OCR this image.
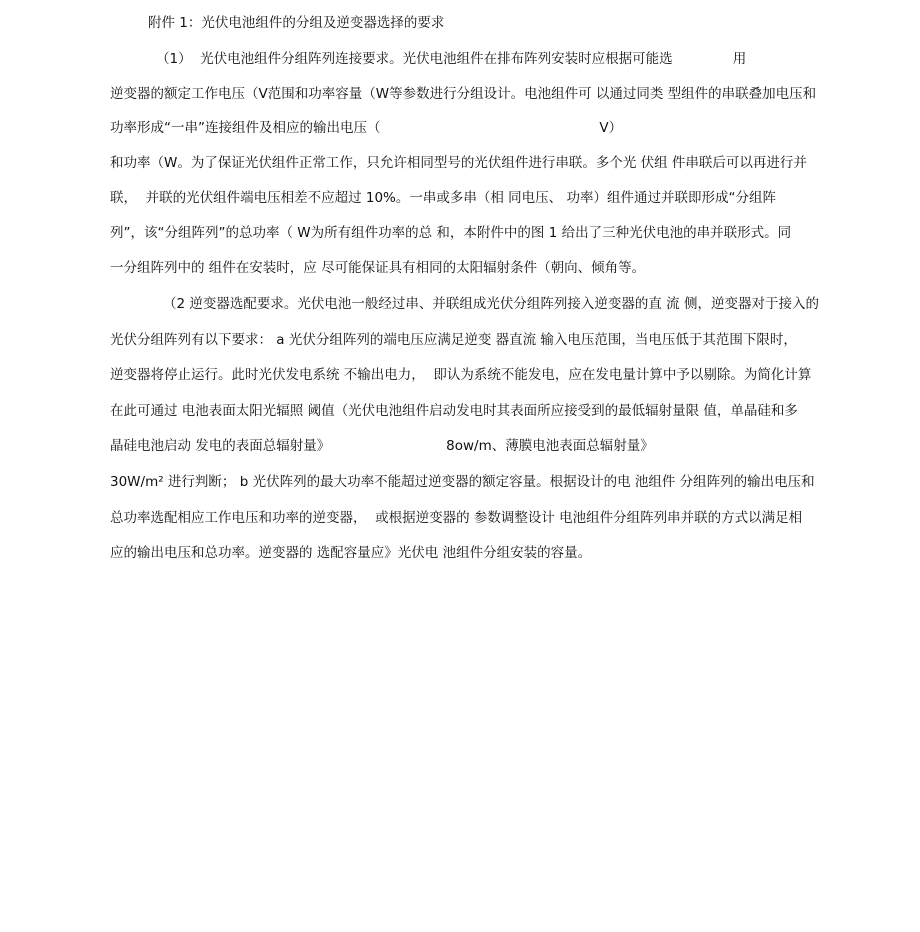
附件 1：光伏电池组件的分组及逆变器选择的要求
（1）  光伏电池组件分组阵列连接要求。光伏电池组件在排布阵列安装时应根据可能选              用
逆变器的额定工作电压（V范围和功率容量（W等参数进行分组设计。电池组件可 以通过同类 型组件的串联叠加电压和
功率形成“一串”连接组件及相应的输出电压（                                                   V）
和功率（W。为了保证光伏组件正常工作，只允许相同型号的光伏组件进行串联。多个光 伏组 件串联后可以再进行并
联，  并联的光伏组件端电压相差不应超过 10%。一串或多串（相 同电压、 功率）组件通过并联即形成“分组阵
列”，该“分组阵列”的总功率（ W为所有组件功率的总 和，本附件中的图 1 给出了三种光伏电池的串并联形式。同
一分组阵列中的 组件在安装时，应 尽可能保证具有相同的太阳辐射条件（朝向、倾角等。
（2 逆变器选配要求。光伏电池一般经过串、并联组成光伏分组阵列接入逆变器的直 流 侧，逆变器对于接入的
光伏分组阵列有以下要求： a 光伏分组阵列的端电压应满足逆变 器直流 输入电压范围，当电压低于其范围下限时，
逆变器将停止运行。此时光伏发电系统 不输出电力，  即认为系统不能发电，应在发电量计算中予以剔除。为简化计算
在此可通过 电池表面太阳光辐照 阈值（光伏电池组件启动发电时其表面所应接受到的最低辐射量限 值，单晶硅和多
晶硅电池启动 发电的表面总辐射量》                           8ow/m、薄膜电池表面总辐射量》
30W/m² 进行判断； b 光伏阵列的最大功率不能超过逆变器的额定容量。根据设计的电 池组件 分组阵列的输出电压和
总功率选配相应工作电压和功率的逆变器，  或根据逆变器的 参数调整设计 电池组件分组阵列串并联的方式以满足相
应的输出电压和总功率。逆变器的 选配容量应》光伏电 池组件分组安装的容量。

**What the exercise asks**
Reproduce every entry word for word, but skip any pictures.

**Output below**
OCR this image.
附件 1：光伏电池组件的分组及逆变器选择的要求
（1）  光伏电池组件分组阵列连接要求。光伏电池组件在排布阵列安装时应根据可能选              用
逆变器的额定工作电压（V范围和功率容量（W等参数进行分组设计。电池组件可 以通过同类 型组件的串联叠加电压和
功率形成“一串”连接组件及相应的输出电压（                                                   V）
和功率（W。为了保证光伏组件正常工作，只允许相同型号的光伏组件进行串联。多个光 伏组 件串联后可以再进行并
联，  并联的光伏组件端电压相差不应超过 10%。一串或多串（相 同电压、 功率）组件通过并联即形成“分组阵
列”，该“分组阵列”的总功率（ W为所有组件功率的总 和，本附件中的图 1 给出了三种光伏电池的串并联形式。同
一分组阵列中的 组件在安装时，应 尽可能保证具有相同的太阳辐射条件（朝向、倾角等。
（2 逆变器选配要求。光伏电池一般经过串、并联组成光伏分组阵列接入逆变器的直 流 侧，逆变器对于接入的
光伏分组阵列有以下要求： a 光伏分组阵列的端电压应满足逆变 器直流 输入电压范围，当电压低于其范围下限时，
逆变器将停止运行。此时光伏发电系统 不输出电力，  即认为系统不能发电，应在发电量计算中予以剔除。为简化计算
在此可通过 电池表面太阳光辐照 阈值（光伏电池组件启动发电时其表面所应接受到的最低辐射量限 值，单晶硅和多
晶硅电池启动 发电的表面总辐射量》                           8ow/m、薄膜电池表面总辐射量》
30W/m² 进行判断； b 光伏阵列的最大功率不能超过逆变器的额定容量。根据设计的电 池组件 分组阵列的输出电压和
总功率选配相应工作电压和功率的逆变器，  或根据逆变器的 参数调整设计 电池组件分组阵列串并联的方式以满足相
应的输出电压和总功率。逆变器的 选配容量应》光伏电 池组件分组安装的容量。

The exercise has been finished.